[Raw records]
************
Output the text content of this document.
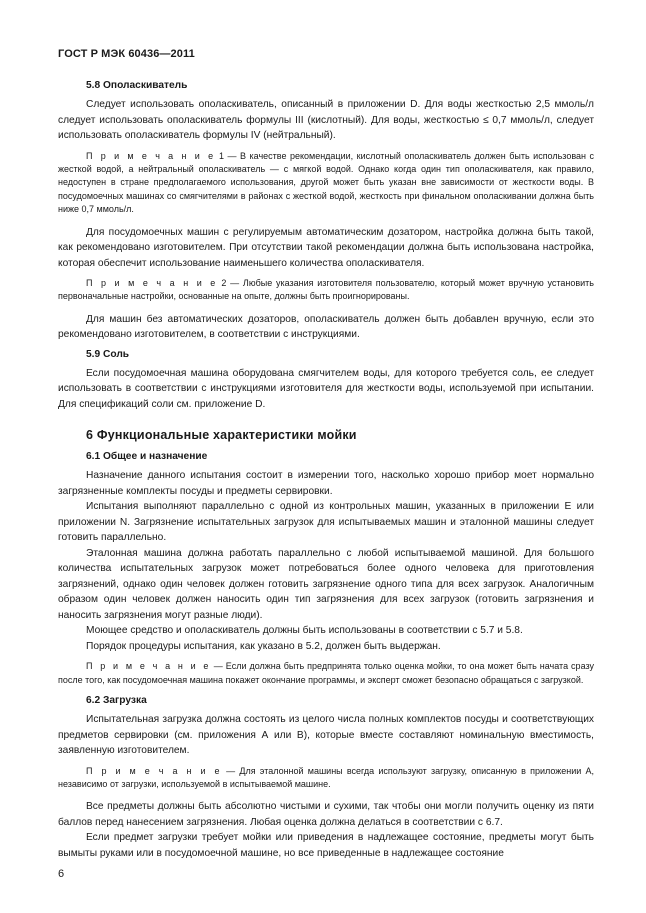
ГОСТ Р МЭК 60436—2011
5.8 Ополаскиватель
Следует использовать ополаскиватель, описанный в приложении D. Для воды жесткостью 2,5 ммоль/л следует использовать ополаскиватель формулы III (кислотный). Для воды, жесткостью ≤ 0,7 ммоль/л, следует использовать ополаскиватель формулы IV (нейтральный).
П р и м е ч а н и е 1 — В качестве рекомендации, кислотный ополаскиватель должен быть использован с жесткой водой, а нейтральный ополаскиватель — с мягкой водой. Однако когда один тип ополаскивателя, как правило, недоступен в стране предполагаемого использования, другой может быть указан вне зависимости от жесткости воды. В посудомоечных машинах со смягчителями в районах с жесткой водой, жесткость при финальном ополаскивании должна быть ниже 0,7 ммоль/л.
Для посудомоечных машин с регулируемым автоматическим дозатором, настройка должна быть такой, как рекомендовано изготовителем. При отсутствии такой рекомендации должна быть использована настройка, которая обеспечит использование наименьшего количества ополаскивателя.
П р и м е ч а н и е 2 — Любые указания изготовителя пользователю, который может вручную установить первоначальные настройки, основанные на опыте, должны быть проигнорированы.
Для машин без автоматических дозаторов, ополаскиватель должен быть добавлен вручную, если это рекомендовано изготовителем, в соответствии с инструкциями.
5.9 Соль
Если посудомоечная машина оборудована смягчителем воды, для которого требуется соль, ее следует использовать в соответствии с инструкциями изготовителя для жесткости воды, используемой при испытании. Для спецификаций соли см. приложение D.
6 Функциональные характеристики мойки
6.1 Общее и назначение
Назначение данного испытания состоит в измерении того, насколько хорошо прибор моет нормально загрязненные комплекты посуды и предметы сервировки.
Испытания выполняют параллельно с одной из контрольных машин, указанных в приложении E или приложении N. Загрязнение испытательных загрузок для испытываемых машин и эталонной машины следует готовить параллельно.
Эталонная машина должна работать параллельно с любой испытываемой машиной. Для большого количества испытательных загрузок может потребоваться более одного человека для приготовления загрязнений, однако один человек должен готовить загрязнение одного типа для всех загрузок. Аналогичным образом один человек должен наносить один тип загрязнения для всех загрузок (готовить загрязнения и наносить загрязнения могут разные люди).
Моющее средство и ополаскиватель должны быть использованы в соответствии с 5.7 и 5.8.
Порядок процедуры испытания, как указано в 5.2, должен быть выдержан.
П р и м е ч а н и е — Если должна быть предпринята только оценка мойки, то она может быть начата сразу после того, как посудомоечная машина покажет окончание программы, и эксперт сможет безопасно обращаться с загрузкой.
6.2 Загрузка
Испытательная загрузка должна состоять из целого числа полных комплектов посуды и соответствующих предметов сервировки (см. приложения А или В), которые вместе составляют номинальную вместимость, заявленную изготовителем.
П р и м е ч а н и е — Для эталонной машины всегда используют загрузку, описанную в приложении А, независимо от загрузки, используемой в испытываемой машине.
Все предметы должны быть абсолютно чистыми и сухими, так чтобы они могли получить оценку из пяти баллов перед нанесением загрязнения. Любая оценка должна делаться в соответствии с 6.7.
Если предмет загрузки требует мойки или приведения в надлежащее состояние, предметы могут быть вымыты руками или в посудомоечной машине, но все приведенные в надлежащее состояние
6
************
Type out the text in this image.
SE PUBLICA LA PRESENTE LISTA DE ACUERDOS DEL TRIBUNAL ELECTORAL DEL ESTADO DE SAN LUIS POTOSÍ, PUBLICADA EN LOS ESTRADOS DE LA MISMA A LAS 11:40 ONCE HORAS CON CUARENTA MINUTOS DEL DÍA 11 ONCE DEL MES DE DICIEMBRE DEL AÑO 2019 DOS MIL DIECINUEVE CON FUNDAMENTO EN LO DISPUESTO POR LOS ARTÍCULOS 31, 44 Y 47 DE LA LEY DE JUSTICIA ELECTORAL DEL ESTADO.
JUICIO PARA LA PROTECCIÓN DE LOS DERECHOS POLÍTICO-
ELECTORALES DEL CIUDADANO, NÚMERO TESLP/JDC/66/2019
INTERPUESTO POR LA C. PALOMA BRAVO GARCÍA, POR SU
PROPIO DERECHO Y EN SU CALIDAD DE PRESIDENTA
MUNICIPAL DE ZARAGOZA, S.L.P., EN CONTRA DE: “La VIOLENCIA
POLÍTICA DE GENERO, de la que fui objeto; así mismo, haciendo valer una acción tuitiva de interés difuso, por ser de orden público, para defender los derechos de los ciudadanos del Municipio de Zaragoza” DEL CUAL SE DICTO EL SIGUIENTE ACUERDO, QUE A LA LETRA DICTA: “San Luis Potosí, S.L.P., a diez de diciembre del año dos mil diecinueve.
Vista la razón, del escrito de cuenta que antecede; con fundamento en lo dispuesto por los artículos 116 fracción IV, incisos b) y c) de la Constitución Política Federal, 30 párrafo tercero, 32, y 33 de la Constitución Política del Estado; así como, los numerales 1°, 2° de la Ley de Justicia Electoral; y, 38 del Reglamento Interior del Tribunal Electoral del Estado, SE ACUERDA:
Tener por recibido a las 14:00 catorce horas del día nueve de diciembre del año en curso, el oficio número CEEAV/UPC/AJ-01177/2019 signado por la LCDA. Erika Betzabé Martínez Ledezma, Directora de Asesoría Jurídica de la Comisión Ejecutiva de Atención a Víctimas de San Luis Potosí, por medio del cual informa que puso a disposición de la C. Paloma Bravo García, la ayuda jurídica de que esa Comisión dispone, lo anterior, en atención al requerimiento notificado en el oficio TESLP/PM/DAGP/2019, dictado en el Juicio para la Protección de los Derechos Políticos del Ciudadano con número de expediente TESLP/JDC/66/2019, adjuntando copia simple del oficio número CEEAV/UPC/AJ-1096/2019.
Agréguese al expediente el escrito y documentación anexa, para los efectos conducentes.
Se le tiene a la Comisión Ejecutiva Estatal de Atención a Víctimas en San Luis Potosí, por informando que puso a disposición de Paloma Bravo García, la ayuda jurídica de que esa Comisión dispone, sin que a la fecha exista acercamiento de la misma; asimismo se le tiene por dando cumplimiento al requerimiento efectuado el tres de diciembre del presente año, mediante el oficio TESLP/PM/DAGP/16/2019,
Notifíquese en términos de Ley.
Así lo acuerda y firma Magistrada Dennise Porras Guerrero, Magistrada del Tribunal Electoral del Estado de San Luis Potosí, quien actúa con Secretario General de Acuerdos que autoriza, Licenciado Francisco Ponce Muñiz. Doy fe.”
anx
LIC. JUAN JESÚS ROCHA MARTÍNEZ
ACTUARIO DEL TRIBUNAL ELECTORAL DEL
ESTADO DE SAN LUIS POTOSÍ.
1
************
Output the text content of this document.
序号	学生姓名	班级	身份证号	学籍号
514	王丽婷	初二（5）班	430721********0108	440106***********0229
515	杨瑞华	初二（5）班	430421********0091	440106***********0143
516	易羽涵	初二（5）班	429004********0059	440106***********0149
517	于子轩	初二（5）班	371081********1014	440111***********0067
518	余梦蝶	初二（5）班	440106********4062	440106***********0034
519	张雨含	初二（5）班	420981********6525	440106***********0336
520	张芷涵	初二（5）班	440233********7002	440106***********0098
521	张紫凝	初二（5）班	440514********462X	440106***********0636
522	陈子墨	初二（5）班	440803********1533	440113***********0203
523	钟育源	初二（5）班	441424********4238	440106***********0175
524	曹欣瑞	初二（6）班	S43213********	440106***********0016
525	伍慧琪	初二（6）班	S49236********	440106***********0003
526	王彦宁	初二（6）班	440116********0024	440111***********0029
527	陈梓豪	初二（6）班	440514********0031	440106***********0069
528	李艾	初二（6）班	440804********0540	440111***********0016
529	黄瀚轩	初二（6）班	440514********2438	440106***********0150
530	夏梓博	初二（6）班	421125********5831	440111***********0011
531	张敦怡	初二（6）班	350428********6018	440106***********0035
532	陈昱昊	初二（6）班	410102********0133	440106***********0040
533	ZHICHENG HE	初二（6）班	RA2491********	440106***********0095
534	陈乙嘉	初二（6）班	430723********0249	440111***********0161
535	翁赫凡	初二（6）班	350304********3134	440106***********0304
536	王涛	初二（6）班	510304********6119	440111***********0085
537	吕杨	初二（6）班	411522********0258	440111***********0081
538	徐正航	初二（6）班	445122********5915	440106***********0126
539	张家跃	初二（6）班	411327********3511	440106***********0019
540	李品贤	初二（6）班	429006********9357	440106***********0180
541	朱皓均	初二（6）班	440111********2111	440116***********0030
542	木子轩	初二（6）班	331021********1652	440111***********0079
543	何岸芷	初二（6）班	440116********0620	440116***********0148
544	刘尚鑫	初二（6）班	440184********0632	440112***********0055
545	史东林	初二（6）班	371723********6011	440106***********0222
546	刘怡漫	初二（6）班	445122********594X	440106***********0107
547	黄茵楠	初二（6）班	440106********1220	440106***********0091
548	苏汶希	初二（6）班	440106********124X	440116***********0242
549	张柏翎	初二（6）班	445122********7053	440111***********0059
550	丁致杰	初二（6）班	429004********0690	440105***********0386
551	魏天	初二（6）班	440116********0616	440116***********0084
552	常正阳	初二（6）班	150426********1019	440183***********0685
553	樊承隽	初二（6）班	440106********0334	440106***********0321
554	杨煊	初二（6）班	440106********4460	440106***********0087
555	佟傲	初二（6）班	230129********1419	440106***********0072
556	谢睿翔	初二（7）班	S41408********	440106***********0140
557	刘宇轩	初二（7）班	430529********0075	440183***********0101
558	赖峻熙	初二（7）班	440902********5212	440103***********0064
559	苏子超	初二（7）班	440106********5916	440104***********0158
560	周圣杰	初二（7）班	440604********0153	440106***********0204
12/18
************
» TASK TO CARRY OUT
From the records, copy every line that has the string "использовать" in it.

» CORRECT ANSWER
Следует использовать ополаскиватель, описанный в приложении D. Для воды жесткостью 2,5 ммоль/л следует использовать ополаскиватель формулы III (кислотный). Для воды, жесткостью ≤ 0,7 ммоль/л, следует использовать ополаскиватель формулы IV (нейтральный).
Если посудомоечная машина оборудована смягчителем воды, для которого требуется соль, ее следует использовать в соответствии с инструкциями изготовителя для жесткости воды, используемой при испытании. Для спецификаций соли см. приложение D.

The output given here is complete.